» Goal of the exercise
Lines before the one containing "What data populates" are left out; copy that line and every later line through the end of the data exactly.

» Data for the task
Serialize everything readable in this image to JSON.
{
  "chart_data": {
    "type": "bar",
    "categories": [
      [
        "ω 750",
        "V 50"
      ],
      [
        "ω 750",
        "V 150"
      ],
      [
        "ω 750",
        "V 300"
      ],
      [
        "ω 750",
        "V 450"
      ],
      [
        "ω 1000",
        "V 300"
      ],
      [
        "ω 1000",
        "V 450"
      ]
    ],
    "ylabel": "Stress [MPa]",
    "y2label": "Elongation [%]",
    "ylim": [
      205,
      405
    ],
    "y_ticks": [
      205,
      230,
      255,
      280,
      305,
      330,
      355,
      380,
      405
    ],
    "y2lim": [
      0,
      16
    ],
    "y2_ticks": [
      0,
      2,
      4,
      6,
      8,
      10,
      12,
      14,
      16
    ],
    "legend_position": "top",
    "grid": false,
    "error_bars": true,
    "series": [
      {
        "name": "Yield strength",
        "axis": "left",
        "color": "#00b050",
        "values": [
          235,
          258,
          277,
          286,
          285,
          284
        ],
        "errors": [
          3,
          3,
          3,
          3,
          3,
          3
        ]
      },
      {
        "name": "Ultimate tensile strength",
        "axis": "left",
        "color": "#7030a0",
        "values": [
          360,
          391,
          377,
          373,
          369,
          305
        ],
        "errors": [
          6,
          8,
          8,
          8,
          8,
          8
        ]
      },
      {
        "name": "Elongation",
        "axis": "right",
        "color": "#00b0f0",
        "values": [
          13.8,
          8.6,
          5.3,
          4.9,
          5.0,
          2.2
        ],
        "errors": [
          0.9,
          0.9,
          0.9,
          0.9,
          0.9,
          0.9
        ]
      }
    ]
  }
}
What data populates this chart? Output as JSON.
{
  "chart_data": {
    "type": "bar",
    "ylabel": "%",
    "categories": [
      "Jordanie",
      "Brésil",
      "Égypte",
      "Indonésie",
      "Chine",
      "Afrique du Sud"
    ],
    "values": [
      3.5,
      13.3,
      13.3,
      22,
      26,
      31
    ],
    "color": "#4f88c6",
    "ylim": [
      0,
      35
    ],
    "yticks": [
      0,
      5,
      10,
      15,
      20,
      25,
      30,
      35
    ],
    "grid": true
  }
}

» Exercise result
What data populates this chart? Output as JSON.
{
  "chart_data": {
    "type": "bar",
    "ylabel": "%",
    "categories": [
      "Jordanie",
      "Brésil",
      "Égypte",
      "Indonésie",
      "Chine",
      "Afrique du Sud"
    ],
    "values": [
      3.5,
      13.3,
      13.3,
      22,
      26,
      31
    ],
    "color": "#4f88c6",
    "ylim": [
      0,
      35
    ],
    "yticks": [
      0,
      5,
      10,
      15,
      20,
      25,
      30,
      35
    ],
    "grid": true
  }
}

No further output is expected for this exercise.